**Exercise description**
From the data that follows, copy every line holding the string "Started".

**Records shown**

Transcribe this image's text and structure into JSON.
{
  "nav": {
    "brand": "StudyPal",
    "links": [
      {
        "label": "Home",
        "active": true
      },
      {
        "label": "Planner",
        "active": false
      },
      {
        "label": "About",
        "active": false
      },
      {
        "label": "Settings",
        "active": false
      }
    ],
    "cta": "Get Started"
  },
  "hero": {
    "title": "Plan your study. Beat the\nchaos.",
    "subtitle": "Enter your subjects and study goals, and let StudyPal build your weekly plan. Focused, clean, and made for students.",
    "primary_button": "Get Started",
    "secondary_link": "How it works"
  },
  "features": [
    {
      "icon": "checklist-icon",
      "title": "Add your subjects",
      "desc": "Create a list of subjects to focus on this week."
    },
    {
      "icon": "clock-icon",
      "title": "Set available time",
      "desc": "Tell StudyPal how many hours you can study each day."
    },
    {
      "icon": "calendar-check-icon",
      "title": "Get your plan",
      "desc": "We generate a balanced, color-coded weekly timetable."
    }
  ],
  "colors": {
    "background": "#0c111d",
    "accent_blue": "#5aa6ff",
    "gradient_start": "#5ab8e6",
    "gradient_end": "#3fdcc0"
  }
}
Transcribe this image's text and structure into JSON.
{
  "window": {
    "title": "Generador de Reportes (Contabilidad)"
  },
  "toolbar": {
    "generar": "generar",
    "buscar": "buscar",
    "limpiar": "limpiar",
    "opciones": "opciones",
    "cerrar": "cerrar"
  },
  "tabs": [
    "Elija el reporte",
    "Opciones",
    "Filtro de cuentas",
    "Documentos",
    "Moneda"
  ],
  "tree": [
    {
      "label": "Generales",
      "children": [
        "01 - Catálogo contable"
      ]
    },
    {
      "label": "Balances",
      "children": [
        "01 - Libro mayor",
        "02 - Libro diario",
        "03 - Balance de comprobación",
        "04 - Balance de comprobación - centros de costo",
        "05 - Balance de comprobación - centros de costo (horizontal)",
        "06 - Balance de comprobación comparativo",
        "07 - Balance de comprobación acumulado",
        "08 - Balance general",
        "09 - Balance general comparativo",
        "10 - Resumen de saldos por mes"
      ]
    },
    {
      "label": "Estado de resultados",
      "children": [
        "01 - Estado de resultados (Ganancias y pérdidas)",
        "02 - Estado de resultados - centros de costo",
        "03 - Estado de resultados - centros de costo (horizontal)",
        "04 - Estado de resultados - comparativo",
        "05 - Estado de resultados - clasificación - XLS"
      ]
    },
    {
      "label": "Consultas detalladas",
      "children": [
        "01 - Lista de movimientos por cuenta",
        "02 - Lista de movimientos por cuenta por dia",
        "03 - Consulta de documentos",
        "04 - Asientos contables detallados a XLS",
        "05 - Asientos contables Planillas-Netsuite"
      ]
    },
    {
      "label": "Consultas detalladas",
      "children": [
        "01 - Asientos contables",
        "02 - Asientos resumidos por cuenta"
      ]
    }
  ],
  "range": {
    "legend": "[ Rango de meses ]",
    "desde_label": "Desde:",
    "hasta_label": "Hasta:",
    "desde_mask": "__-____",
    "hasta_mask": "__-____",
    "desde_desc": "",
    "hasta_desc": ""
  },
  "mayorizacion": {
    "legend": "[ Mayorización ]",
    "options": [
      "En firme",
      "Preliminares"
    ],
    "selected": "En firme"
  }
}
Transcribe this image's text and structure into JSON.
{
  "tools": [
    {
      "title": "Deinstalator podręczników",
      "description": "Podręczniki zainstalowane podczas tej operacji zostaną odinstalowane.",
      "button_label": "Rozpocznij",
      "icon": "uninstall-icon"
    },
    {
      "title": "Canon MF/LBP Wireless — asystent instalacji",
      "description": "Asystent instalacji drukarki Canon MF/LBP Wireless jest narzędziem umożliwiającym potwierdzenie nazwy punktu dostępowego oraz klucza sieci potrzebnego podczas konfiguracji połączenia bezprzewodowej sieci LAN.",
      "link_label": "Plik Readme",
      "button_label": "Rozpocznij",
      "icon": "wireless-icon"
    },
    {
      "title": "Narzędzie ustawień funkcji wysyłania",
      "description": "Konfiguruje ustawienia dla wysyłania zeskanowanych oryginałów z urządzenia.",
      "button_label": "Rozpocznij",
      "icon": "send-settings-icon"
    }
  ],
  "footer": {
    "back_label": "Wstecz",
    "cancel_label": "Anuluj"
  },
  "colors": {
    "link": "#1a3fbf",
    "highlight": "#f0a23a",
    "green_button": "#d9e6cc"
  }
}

**Exercise output**
    "cta": "Get Started"
    "primary_button": "Get Started",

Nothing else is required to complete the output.